───── EXERCISE MATERIALS ─────

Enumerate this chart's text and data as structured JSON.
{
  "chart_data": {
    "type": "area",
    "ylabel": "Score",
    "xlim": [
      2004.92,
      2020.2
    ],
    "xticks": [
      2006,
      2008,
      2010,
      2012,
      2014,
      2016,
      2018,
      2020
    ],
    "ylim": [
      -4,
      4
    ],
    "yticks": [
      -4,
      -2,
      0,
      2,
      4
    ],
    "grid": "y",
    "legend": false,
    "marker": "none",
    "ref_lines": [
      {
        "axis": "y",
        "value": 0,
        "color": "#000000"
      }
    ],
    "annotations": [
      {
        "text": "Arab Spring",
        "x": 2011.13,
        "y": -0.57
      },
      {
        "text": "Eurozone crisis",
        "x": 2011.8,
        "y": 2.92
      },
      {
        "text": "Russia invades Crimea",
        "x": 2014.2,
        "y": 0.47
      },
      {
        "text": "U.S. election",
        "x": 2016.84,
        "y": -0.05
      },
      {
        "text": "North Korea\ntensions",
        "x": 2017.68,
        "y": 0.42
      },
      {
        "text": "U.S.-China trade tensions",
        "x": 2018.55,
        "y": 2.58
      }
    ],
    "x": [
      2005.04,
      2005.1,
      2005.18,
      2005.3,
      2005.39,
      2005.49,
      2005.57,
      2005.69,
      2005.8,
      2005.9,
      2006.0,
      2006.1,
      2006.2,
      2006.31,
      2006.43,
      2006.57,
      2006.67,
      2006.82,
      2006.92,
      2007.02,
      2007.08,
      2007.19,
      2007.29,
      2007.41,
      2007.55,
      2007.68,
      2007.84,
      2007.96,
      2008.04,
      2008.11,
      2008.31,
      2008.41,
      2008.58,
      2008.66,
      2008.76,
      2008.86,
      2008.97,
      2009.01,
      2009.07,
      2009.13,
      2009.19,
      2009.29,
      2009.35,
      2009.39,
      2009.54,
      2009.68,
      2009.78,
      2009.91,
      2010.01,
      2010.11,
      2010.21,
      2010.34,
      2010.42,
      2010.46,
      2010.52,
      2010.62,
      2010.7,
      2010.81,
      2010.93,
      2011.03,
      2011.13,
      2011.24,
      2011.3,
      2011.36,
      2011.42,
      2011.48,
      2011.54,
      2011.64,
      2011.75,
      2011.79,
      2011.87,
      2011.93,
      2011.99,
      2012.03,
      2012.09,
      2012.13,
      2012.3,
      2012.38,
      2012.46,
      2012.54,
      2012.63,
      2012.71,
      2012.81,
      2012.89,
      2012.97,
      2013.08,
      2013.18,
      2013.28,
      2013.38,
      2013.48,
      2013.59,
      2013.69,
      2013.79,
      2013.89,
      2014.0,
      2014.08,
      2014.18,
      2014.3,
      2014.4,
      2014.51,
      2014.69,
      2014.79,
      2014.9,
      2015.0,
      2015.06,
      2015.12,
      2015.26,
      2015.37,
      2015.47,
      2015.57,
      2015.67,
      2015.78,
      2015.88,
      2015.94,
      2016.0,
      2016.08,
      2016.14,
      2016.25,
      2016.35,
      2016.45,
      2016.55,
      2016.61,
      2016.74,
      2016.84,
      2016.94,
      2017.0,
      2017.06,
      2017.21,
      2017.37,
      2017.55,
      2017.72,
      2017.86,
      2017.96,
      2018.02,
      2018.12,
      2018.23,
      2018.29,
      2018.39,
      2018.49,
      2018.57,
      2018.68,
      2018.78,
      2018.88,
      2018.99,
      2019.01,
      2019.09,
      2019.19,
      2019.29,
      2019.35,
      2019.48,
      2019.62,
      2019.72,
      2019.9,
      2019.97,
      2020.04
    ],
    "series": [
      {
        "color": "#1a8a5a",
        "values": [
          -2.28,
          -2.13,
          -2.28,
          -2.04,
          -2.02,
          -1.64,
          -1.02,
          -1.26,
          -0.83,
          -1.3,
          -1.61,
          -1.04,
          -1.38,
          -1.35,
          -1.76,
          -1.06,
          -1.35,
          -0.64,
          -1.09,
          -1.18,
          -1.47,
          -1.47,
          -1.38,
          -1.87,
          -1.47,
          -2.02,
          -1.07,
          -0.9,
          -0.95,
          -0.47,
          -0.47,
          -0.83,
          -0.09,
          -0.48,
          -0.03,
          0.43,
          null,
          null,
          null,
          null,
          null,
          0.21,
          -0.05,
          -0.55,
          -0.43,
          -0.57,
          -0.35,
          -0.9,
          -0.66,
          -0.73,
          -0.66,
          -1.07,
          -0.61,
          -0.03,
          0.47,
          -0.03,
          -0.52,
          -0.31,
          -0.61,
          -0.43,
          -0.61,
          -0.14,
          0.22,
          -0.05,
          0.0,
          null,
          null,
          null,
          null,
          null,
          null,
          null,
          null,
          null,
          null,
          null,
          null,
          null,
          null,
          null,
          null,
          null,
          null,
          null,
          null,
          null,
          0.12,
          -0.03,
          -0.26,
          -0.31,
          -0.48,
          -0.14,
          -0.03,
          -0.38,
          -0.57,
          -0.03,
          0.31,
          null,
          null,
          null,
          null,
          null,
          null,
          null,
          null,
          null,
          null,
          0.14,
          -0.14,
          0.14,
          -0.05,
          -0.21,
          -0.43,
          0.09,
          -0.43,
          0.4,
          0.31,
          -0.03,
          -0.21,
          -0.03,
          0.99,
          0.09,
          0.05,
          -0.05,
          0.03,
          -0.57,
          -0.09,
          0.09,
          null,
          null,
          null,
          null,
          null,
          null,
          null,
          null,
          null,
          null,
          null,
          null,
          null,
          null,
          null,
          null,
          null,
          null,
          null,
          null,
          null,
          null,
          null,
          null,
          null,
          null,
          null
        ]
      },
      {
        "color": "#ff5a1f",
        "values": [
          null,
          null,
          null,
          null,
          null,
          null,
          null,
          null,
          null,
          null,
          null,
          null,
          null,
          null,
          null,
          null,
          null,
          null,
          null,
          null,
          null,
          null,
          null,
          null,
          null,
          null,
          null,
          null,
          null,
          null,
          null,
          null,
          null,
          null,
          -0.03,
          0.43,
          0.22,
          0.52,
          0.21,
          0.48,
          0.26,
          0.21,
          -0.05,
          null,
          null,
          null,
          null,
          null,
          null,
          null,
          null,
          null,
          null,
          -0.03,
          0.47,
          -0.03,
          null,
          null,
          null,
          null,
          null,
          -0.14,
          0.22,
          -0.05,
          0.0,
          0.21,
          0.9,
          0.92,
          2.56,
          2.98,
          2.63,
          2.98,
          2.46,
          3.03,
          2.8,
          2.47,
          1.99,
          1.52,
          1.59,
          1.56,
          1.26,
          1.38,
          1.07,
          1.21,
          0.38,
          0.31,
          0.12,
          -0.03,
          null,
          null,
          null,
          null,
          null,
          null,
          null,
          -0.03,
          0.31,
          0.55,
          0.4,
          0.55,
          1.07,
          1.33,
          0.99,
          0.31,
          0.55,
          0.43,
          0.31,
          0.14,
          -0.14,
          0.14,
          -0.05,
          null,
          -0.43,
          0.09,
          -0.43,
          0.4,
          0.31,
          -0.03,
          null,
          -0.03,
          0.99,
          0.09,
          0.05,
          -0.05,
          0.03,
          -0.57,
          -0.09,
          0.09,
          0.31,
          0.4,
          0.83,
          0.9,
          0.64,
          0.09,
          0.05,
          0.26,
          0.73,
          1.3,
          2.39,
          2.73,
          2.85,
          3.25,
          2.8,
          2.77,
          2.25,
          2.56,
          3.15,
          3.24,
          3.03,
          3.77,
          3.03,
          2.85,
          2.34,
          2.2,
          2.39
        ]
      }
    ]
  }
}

─────

EXERCISE TASK:
From the records above, report the count of lines containing "color" and nothing more.

SOLUTION:
3